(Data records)
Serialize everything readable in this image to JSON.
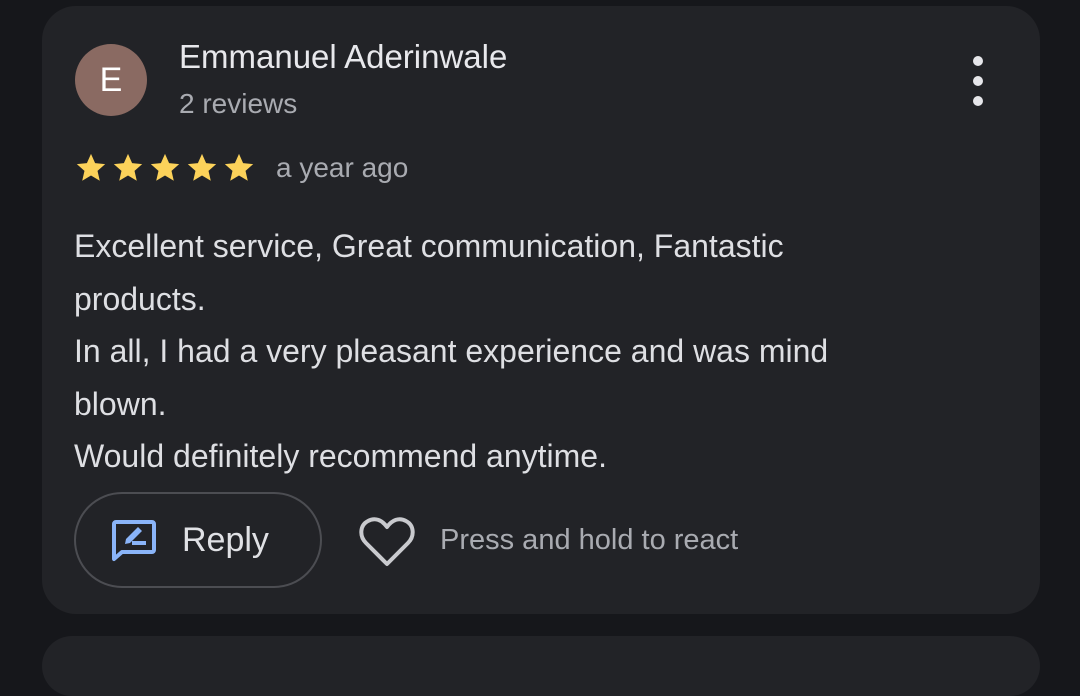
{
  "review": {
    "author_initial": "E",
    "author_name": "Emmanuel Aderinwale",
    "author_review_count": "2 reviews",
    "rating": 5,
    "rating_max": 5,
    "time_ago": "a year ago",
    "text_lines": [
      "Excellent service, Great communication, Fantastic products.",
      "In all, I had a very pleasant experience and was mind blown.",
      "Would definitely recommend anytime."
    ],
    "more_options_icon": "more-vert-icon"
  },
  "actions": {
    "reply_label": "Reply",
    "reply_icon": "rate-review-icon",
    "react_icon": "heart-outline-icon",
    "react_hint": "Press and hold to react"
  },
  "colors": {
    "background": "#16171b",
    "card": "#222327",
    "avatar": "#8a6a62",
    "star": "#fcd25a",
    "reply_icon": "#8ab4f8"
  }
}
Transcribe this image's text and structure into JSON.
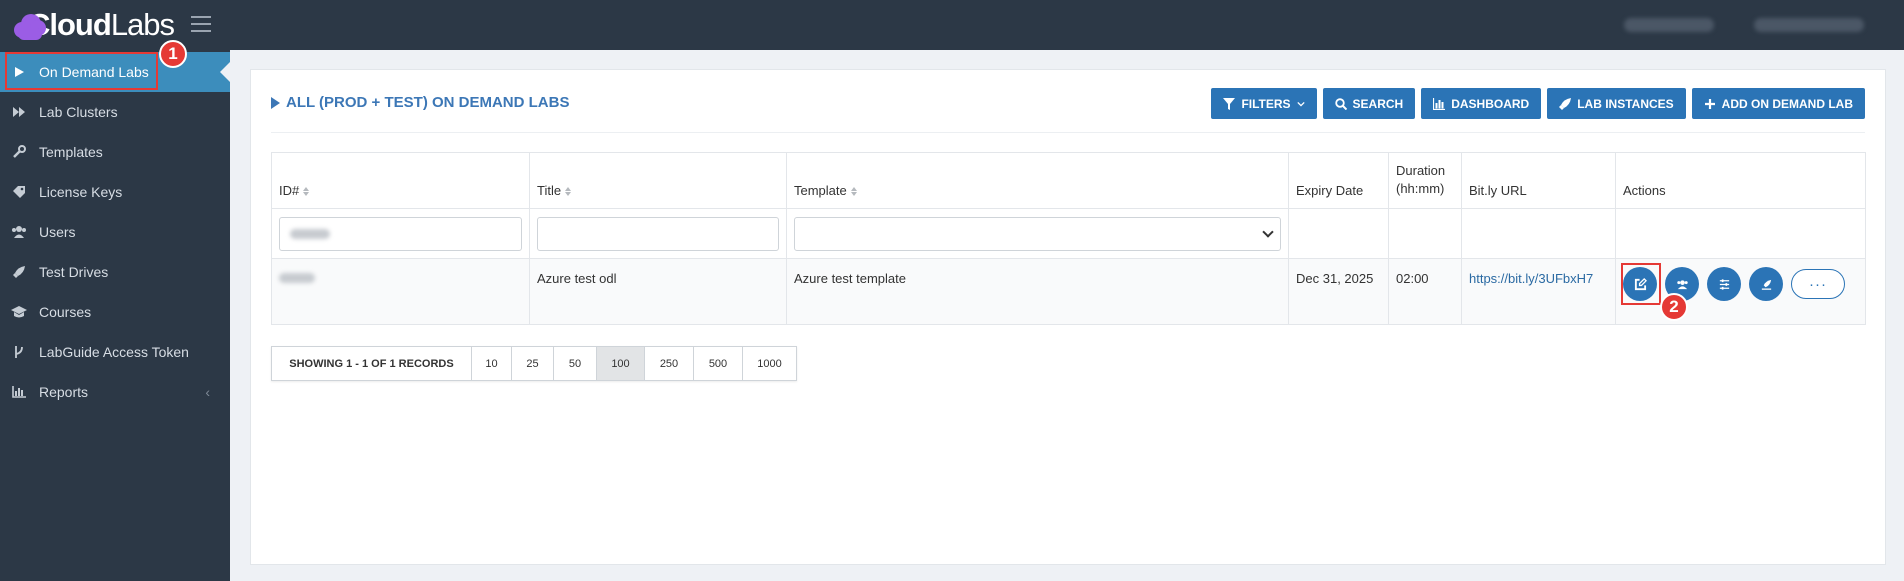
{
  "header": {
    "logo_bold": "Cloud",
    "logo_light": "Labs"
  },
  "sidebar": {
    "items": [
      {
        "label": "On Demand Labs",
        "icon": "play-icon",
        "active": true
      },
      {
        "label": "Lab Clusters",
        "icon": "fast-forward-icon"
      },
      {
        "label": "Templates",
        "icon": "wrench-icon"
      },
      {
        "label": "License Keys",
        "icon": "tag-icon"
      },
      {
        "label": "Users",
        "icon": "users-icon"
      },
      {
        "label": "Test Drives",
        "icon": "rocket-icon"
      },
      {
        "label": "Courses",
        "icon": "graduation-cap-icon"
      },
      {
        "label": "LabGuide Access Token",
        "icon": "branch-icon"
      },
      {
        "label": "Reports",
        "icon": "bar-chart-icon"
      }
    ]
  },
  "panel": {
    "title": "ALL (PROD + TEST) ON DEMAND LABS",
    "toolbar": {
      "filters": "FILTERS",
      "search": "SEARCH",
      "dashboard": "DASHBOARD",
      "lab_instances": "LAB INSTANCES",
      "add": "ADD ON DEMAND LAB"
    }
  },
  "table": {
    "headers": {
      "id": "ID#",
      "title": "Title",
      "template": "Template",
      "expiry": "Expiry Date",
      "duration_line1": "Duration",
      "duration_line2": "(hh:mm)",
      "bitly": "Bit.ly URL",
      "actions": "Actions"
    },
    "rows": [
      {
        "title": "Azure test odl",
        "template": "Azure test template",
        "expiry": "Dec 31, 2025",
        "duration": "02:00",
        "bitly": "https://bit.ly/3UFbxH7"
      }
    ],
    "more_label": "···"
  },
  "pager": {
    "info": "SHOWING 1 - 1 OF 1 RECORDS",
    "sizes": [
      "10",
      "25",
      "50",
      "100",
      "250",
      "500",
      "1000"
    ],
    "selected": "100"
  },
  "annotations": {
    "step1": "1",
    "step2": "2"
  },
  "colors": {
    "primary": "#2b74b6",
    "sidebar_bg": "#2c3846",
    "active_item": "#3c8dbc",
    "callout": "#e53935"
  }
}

#### Request
Write out the full listing verbatim, excluding its pictures.

#### Answer to this problem
Serialize everything readable in this image to JSON.
{
  "review": {
    "author_initial": "E",
    "author_name": "Emmanuel Aderinwale",
    "author_review_count": "2 reviews",
    "rating": 5,
    "rating_max": 5,
    "time_ago": "a year ago",
    "text_lines": [
      "Excellent service, Great communication, Fantastic products.",
      "In all, I had a very pleasant experience and was mind blown.",
      "Would definitely recommend anytime."
    ],
    "more_options_icon": "more-vert-icon"
  },
  "actions": {
    "reply_label": "Reply",
    "reply_icon": "rate-review-icon",
    "react_icon": "heart-outline-icon",
    "react_hint": "Press and hold to react"
  },
  "colors": {
    "background": "#16171b",
    "card": "#222327",
    "avatar": "#8a6a62",
    "star": "#fcd25a",
    "reply_icon": "#8ab4f8"
  }
}
Transcribe this image's text and structure into JSON.
{
  "header": {
    "logo_bold": "Cloud",
    "logo_light": "Labs"
  },
  "sidebar": {
    "items": [
      {
        "label": "On Demand Labs",
        "icon": "play-icon",
        "active": true
      },
      {
        "label": "Lab Clusters",
        "icon": "fast-forward-icon"
      },
      {
        "label": "Templates",
        "icon": "wrench-icon"
      },
      {
        "label": "License Keys",
        "icon": "tag-icon"
      },
      {
        "label": "Users",
        "icon": "users-icon"
      },
      {
        "label": "Test Drives",
        "icon": "rocket-icon"
      },
      {
        "label": "Courses",
        "icon": "graduation-cap-icon"
      },
      {
        "label": "LabGuide Access Token",
        "icon": "branch-icon"
      },
      {
        "label": "Reports",
        "icon": "bar-chart-icon"
      }
    ]
  },
  "panel": {
    "title": "ALL (PROD + TEST) ON DEMAND LABS",
    "toolbar": {
      "filters": "FILTERS",
      "search": "SEARCH",
      "dashboard": "DASHBOARD",
      "lab_instances": "LAB INSTANCES",
      "add": "ADD ON DEMAND LAB"
    }
  },
  "table": {
    "headers": {
      "id": "ID#",
      "title": "Title",
      "template": "Template",
      "expiry": "Expiry Date",
      "duration_line1": "Duration",
      "duration_line2": "(hh:mm)",
      "bitly": "Bit.ly URL",
      "actions": "Actions"
    },
    "rows": [
      {
        "title": "Azure test odl",
        "template": "Azure test template",
        "expiry": "Dec 31, 2025",
        "duration": "02:00",
        "bitly": "https://bit.ly/3UFbxH7"
      }
    ],
    "more_label": "···"
  },
  "pager": {
    "info": "SHOWING 1 - 1 OF 1 RECORDS",
    "sizes": [
      "10",
      "25",
      "50",
      "100",
      "250",
      "500",
      "1000"
    ],
    "selected": "100"
  },
  "annotations": {
    "step1": "1",
    "step2": "2"
  },
  "colors": {
    "primary": "#2b74b6",
    "sidebar_bg": "#2c3846",
    "active_item": "#3c8dbc",
    "callout": "#e53935"
  }
}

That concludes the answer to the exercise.